- _Exercise instructions_
Every entry needs to be printed exactly, please.

- _Provided data_
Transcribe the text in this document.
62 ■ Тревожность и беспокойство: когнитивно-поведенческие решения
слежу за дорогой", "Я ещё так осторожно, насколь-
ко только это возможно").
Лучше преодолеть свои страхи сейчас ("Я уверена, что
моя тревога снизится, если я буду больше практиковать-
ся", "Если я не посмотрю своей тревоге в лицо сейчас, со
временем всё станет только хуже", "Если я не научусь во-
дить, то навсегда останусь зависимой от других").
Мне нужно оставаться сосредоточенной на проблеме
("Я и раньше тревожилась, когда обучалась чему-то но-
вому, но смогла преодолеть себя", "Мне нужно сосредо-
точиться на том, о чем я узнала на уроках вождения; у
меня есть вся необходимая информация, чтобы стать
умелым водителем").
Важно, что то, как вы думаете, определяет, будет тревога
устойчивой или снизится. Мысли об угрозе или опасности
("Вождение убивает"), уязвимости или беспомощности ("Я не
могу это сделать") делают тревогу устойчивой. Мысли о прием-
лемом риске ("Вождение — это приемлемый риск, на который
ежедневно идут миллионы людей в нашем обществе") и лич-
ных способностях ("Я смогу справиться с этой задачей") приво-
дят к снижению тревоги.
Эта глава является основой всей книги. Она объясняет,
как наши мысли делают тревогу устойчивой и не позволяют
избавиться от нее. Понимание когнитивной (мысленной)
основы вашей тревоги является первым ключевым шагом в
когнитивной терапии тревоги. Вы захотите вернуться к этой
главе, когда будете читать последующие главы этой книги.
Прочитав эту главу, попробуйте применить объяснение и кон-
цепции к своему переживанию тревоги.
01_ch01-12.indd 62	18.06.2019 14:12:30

- _Exercise solution_
Transcribe the text in this document.
62 ■ Тревожность и беспокойство: когнитивно-поведенческие решения
слежу за дорогой", "Я ещё так осторожно, насколь-
ко только это возможно").
Лучше преодолеть свои страхи сейчас ("Я уверена, что
моя тревога снизится, если я буду больше практиковать-
ся", "Если я не посмотрю своей тревоге в лицо сейчас, со
временем всё станет только хуже", "Если я не научусь во-
дить, то навсегда останусь зависимой от других").
Мне нужно оставаться сосредоточенной на проблеме
("Я и раньше тревожилась, когда обучалась чему-то но-
вому, но смогла преодолеть себя", "Мне нужно сосредо-
точиться на том, о чем я узнала на уроках вождения; у
меня есть вся необходимая информация, чтобы стать
умелым водителем").
Важно, что то, как вы думаете, определяет, будет тревога
устойчивой или снизится. Мысли об угрозе или опасности
("Вождение убивает"), уязвимости или беспомощности ("Я не
могу это сделать") делают тревогу устойчивой. Мысли о прием-
лемом риске ("Вождение — это приемлемый риск, на который
ежедневно идут миллионы людей в нашем обществе") и лич-
ных способностях ("Я смогу справиться с этой задачей") приво-
дят к снижению тревоги.
Эта глава является основой всей книги. Она объясняет,
как наши мысли делают тревогу устойчивой и не позволяют
избавиться от нее. Понимание когнитивной (мысленной)
основы вашей тревоги является первым ключевым шагом в
когнитивной терапии тревоги. Вы захотите вернуться к этой
главе, когда будете читать последующие главы этой книги.
Прочитав эту главу, попробуйте применить объяснение и кон-
цепции к своему переживанию тревоги.
01_ch01-12.indd 62	18.06.2019 14:12:30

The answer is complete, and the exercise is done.